◆ **EXERCISE REQUIREMENTS**
For the copy, please give all of the data again exactly and leave the pictures out.
- - - - - - -
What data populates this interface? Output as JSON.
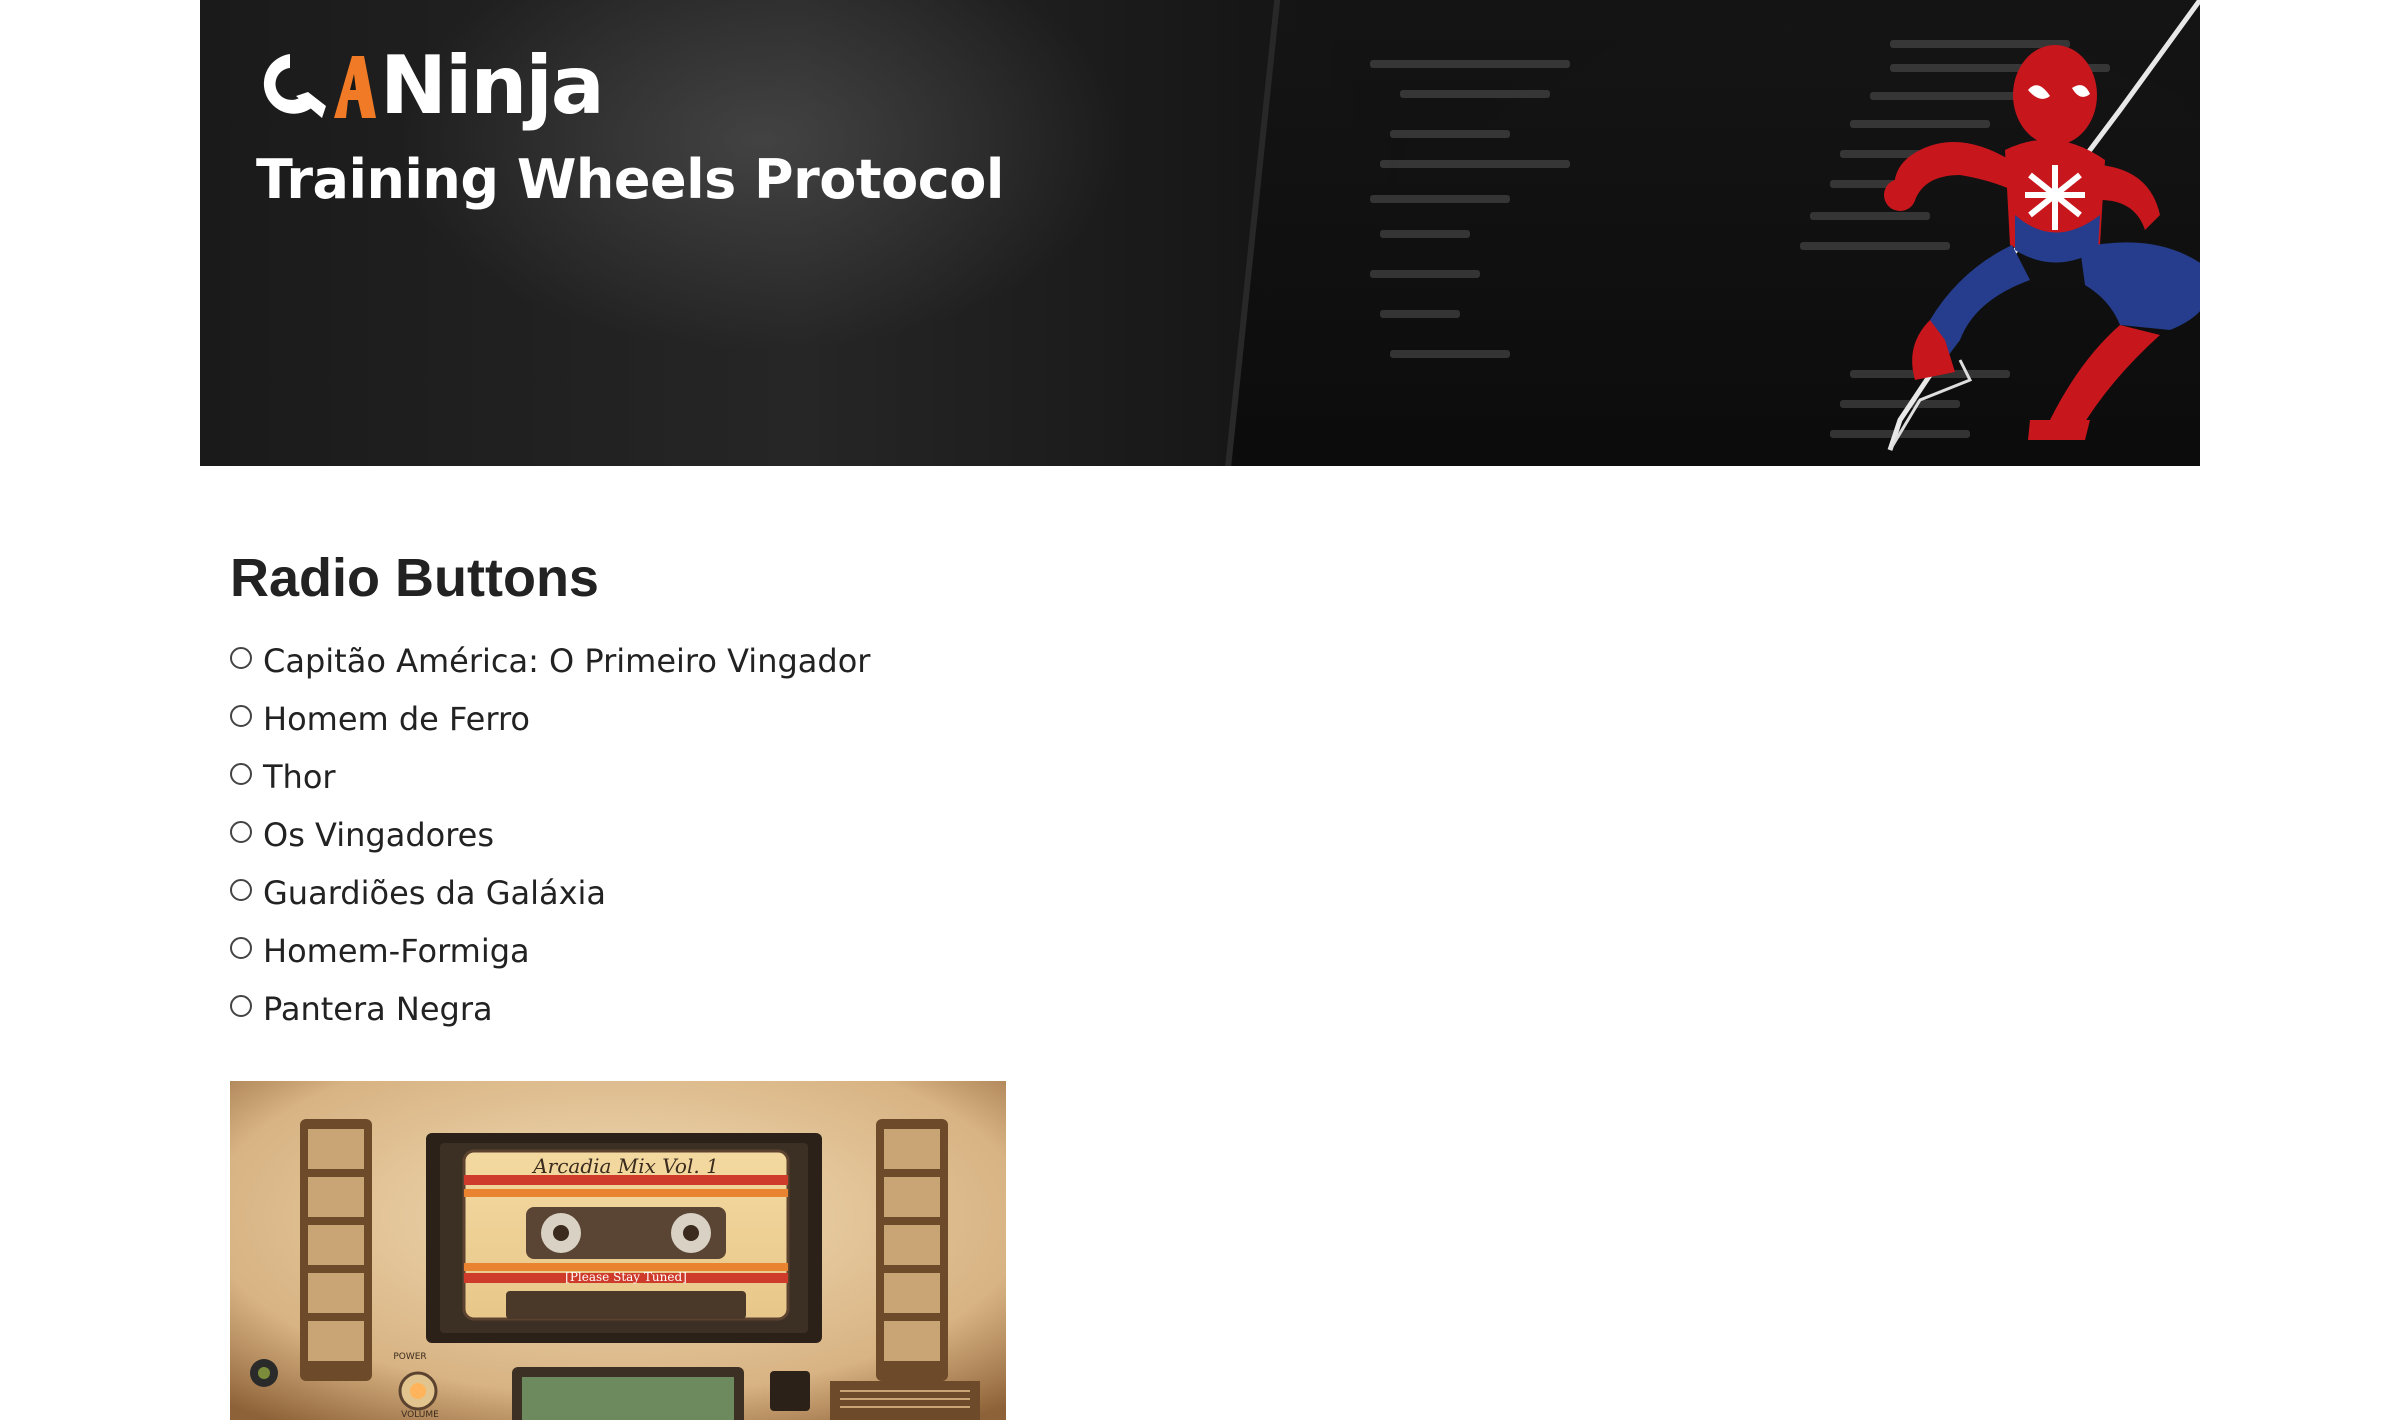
{
  "header": {
    "logo_text": "Ninja",
    "logo_mark": "QA",
    "subtitle": "Training Wheels Protocol",
    "hero_icon": "spiderman-figure",
    "colors": {
      "background": "#161616",
      "logo_accent": "#f07a26",
      "text": "#ffffff"
    }
  },
  "main": {
    "title": "Radio Buttons",
    "options": [
      {
        "label": "Capitão América: O Primeiro Vingador",
        "checked": false
      },
      {
        "label": "Homem de Ferro",
        "checked": false
      },
      {
        "label": "Thor",
        "checked": false
      },
      {
        "label": "Os Vingadores",
        "checked": false
      },
      {
        "label": "Guardiões da Galáxia",
        "checked": false
      },
      {
        "label": "Homem-Formiga",
        "checked": false
      },
      {
        "label": "Pantera Negra",
        "checked": false
      }
    ]
  },
  "image": {
    "tape_title": "Arcadia Mix Vol. 1",
    "tape_subtitle": "[Please Stay Tuned]",
    "power_label": "POWER",
    "volume_label": "VOLUME"
  }
}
- - - - - - -
◆ **RESULT BELOW**
What data populates this interface? Output as JSON.
{
  "header": {
    "logo_text": "Ninja",
    "logo_mark": "QA",
    "subtitle": "Training Wheels Protocol",
    "hero_icon": "spiderman-figure",
    "colors": {
      "background": "#161616",
      "logo_accent": "#f07a26",
      "text": "#ffffff"
    }
  },
  "main": {
    "title": "Radio Buttons",
    "options": [
      {
        "label": "Capitão América: O Primeiro Vingador",
        "checked": false
      },
      {
        "label": "Homem de Ferro",
        "checked": false
      },
      {
        "label": "Thor",
        "checked": false
      },
      {
        "label": "Os Vingadores",
        "checked": false
      },
      {
        "label": "Guardiões da Galáxia",
        "checked": false
      },
      {
        "label": "Homem-Formiga",
        "checked": false
      },
      {
        "label": "Pantera Negra",
        "checked": false
      }
    ]
  },
  "image": {
    "tape_title": "Arcadia Mix Vol. 1",
    "tape_subtitle": "[Please Stay Tuned]",
    "power_label": "POWER",
    "volume_label": "VOLUME"
  }
}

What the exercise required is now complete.